● Extracted entries
%%

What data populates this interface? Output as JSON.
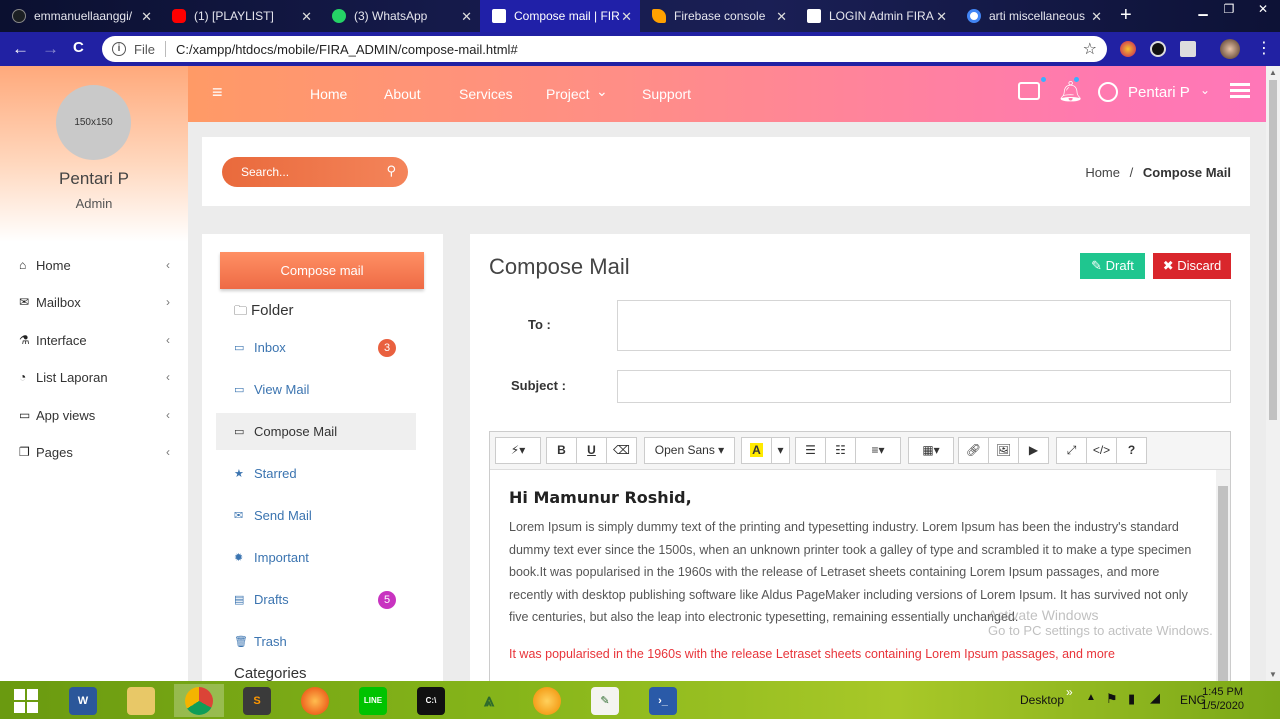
{
  "browser": {
    "tabs": [
      {
        "title": "emmanuellaanggi/",
        "color": "#1b1f23"
      },
      {
        "title": "(1) [PLAYLIST] ",
        "color": "#ff0000"
      },
      {
        "title": "(3) WhatsApp",
        "color": "#25d366"
      },
      {
        "title": "Compose mail | FIR",
        "color": "#ffffff"
      },
      {
        "title": "Firebase console",
        "color": "#ffa000"
      },
      {
        "title": "LOGIN Admin FIRA",
        "color": "#ffffff"
      },
      {
        "title": "arti miscellaneous",
        "color": "#4285f4"
      }
    ],
    "new_tab": "+",
    "back": "←",
    "forward": "→",
    "reload": "C",
    "info": "i",
    "file_label": "File",
    "url": "C:/xampp/htdocs/mobile/FIRA_ADMIN/compose-mail.html#",
    "star": "☆"
  },
  "sidebar": {
    "avatar_text": "150x150",
    "name": "Pentari P",
    "role": "Admin",
    "items": [
      {
        "label": "Home",
        "icon": "home-icon",
        "glyph": "⌂",
        "chev": "‹"
      },
      {
        "label": "Mailbox",
        "icon": "envelope-icon",
        "glyph": "✉",
        "chev": "›"
      },
      {
        "label": "Interface",
        "icon": "flask-icon",
        "glyph": "⚗",
        "chev": "‹"
      },
      {
        "label": "List Laporan",
        "icon": "pie-chart-icon",
        "glyph": "◔",
        "chev": "‹"
      },
      {
        "label": "App views",
        "icon": "desktop-icon",
        "glyph": "▭",
        "chev": "‹"
      },
      {
        "label": "Pages",
        "icon": "files-icon",
        "glyph": "❐",
        "chev": "‹"
      }
    ]
  },
  "topnav": {
    "menu_icon": "≡",
    "links": [
      "Home",
      "About",
      "Services",
      "Project",
      "Support"
    ],
    "project_caret": "⌄",
    "user": "Pentari P",
    "user_caret": "⌄"
  },
  "breadcrumb": {
    "search_placeholder": "Search...",
    "home": "Home",
    "separator": "/",
    "current": "Compose Mail"
  },
  "folders": {
    "compose_button": "Compose mail",
    "folder_heading": "Folder",
    "items": [
      {
        "label": "Inbox",
        "icon": "inbox-icon",
        "glyph": "▭",
        "badge": "3",
        "badge_color": "#e9603f"
      },
      {
        "label": "View Mail",
        "icon": "inbox-icon",
        "glyph": "▭"
      },
      {
        "label": "Compose Mail",
        "icon": "inbox-icon",
        "glyph": "▭"
      },
      {
        "label": "Starred",
        "icon": "star-icon",
        "glyph": "★"
      },
      {
        "label": "Send Mail",
        "icon": "envelope-icon",
        "glyph": "✉"
      },
      {
        "label": "Important",
        "icon": "certificate-icon",
        "glyph": "✹"
      },
      {
        "label": "Drafts",
        "icon": "file-text-icon",
        "glyph": "▤",
        "badge": "5",
        "badge_color": "#c833c0"
      },
      {
        "label": "Trash",
        "icon": "trash-icon",
        "glyph": "🗑"
      }
    ],
    "categories_heading": "Categories"
  },
  "compose": {
    "title": "Compose Mail",
    "draft_label": "Draft",
    "draft_icon": "✎",
    "discard_label": "Discard",
    "discard_icon": "✖",
    "to_label": "To :",
    "to_value": "",
    "subject_label": "Subject :",
    "subject_value": "",
    "toolbar": {
      "font_name": "Open Sans",
      "bold": "B",
      "underline": "U",
      "help": "?"
    },
    "greeting": "Hi Mamunur Roshid,",
    "paragraph1": "Lorem Ipsum is simply dummy text of the printing and typesetting industry. Lorem Ipsum has been the industry's standard dummy text ever since the 1500s, when an unknown printer took a galley of type and scrambled it to make a type specimen book.It was popularised in the 1960s with the release of Letraset sheets containing Lorem Ipsum passages, and more recently with desktop publishing software like Aldus PageMaker including versions of Lorem Ipsum. It has survived not only five centuries, but also the leap into electronic typesetting, remaining essentially unchanged.",
    "paragraph2": "It was popularised in the 1960s with the release Letraset sheets containing Lorem Ipsum passages, and more"
  },
  "watermark": {
    "line1": "Activate Windows",
    "line2": "Go to PC settings to activate Windows."
  },
  "taskbar": {
    "desktop_label": "Desktop",
    "chevron": "»",
    "lang": "ENG",
    "time": "1:45 PM",
    "date": "1/5/2020"
  },
  "colors": {
    "accent_orange": "#f4845a",
    "draft_green": "#1fc68f",
    "discard_red": "#d9262c",
    "link_blue": "#3b74b0"
  }
}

%%

● Exercise
Give only the number of lines in the entries above that hold the string "passages".

● Written solution
2